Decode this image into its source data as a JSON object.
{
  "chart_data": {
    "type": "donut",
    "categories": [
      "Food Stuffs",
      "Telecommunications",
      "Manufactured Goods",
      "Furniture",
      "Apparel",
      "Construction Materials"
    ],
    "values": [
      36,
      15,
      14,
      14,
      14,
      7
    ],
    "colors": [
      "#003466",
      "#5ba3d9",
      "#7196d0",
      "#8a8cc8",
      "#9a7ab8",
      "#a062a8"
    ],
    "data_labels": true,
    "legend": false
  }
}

### Problem to solve
Each record above should be returned exactly as it appears.

### Result below
Decode this image into its source data as a JSON object.
{
  "chart_data": {
    "type": "donut",
    "categories": [
      "Food Stuffs",
      "Telecommunications",
      "Manufactured Goods",
      "Furniture",
      "Apparel",
      "Construction Materials"
    ],
    "values": [
      36,
      15,
      14,
      14,
      14,
      7
    ],
    "colors": [
      "#003466",
      "#5ba3d9",
      "#7196d0",
      "#8a8cc8",
      "#9a7ab8",
      "#a062a8"
    ],
    "data_labels": true,
    "legend": false
  }
}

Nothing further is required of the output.